* WHAT YOU HAVE TO DO
Copy each line from the listing below where the word "housing" shows up.
*** RECORDS TO PROCESS ***
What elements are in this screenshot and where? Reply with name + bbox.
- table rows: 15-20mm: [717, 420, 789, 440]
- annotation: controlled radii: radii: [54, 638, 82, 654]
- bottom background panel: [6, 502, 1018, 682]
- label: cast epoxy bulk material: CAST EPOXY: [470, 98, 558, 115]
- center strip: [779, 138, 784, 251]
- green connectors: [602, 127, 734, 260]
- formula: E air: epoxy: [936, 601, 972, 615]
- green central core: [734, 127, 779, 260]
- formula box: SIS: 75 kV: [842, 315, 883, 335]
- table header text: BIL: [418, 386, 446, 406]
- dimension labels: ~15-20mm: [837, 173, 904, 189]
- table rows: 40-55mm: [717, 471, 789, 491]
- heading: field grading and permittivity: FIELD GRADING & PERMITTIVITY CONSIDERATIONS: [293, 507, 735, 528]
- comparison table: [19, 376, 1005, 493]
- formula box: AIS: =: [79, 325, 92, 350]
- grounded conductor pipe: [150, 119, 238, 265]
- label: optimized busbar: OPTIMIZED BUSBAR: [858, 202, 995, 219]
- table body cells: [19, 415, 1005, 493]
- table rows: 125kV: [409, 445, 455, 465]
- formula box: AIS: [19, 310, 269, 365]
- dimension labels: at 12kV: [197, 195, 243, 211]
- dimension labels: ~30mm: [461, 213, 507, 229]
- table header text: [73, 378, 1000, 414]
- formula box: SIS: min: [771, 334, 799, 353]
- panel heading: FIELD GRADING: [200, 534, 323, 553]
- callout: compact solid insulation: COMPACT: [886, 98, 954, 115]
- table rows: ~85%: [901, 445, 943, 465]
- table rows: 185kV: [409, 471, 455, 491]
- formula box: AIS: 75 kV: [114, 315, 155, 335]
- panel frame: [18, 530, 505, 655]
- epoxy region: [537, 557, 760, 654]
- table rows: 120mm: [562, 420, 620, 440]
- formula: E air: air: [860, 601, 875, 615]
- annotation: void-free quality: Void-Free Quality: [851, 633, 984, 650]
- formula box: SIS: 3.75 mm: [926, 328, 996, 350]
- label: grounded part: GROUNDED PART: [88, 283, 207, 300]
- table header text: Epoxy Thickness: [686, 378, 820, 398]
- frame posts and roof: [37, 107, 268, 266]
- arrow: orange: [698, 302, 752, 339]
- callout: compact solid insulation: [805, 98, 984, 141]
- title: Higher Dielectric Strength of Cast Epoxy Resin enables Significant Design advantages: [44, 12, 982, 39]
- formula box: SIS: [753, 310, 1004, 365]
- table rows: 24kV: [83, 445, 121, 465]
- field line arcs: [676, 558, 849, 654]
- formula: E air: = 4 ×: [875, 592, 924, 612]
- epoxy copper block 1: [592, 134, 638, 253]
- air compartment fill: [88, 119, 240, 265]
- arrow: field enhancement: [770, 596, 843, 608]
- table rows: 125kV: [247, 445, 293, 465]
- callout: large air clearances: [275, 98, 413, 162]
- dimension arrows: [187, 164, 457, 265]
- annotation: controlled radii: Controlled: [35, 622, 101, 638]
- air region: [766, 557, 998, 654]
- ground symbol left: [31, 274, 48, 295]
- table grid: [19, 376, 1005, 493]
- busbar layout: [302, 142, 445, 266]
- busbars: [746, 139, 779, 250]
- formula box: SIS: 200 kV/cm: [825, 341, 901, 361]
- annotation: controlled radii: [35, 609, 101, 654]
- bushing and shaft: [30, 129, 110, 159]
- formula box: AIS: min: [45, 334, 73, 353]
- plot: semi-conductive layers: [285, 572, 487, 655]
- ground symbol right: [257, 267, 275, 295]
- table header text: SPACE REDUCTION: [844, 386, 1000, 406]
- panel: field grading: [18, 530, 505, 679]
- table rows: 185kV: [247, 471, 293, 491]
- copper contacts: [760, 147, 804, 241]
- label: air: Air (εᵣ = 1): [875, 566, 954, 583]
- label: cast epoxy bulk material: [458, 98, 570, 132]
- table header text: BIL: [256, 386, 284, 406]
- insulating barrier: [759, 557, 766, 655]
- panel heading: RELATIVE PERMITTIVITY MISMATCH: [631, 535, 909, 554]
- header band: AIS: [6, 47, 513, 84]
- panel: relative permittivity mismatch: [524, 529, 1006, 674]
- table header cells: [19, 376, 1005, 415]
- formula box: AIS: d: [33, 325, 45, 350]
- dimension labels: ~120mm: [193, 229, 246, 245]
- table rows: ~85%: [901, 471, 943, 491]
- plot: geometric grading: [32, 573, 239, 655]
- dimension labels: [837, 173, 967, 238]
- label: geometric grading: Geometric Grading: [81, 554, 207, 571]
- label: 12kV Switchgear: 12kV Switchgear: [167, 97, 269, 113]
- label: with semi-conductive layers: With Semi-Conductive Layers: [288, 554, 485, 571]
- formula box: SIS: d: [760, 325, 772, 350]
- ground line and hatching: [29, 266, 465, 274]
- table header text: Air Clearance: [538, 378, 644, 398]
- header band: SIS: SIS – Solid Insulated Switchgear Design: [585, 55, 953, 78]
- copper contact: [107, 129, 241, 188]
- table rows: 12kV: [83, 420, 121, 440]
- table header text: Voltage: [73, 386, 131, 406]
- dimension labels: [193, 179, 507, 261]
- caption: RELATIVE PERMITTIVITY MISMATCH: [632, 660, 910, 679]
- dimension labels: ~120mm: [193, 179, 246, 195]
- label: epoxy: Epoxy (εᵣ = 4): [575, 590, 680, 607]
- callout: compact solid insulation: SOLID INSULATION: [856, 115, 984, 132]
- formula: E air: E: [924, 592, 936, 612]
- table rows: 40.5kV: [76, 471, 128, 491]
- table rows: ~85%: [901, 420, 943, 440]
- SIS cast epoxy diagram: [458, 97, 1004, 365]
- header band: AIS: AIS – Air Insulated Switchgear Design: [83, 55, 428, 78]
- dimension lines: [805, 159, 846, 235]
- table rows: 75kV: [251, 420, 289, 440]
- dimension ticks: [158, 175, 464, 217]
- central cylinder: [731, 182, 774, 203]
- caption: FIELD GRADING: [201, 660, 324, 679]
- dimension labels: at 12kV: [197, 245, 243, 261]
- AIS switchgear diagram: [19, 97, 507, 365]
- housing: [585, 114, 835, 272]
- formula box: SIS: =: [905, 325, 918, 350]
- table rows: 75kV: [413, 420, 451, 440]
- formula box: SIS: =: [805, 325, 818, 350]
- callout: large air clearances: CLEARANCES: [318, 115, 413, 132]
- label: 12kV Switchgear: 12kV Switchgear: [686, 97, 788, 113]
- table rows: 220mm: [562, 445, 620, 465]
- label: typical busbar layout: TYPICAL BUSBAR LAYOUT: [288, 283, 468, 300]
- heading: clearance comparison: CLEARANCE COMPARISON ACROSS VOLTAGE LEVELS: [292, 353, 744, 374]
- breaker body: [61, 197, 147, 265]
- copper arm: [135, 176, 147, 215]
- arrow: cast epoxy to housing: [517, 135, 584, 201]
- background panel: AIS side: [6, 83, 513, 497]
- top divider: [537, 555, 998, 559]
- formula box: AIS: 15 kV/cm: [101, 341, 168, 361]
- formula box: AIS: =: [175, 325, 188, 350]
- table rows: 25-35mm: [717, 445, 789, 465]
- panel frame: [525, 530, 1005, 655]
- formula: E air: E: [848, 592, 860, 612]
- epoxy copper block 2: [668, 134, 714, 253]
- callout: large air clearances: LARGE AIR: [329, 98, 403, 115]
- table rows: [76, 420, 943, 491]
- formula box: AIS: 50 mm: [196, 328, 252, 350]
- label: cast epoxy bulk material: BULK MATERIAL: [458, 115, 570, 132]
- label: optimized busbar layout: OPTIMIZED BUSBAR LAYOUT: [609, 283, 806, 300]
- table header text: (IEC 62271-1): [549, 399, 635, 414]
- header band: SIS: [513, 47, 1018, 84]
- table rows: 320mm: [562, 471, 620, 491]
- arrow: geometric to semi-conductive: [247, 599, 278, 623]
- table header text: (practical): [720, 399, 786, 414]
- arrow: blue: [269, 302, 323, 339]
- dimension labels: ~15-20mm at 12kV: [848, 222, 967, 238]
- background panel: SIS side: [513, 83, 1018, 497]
***
* SOLUTION TO THIS PROBLEM
- housing: [585, 114, 835, 272]
- arrow: cast epoxy to housing: [517, 135, 584, 201]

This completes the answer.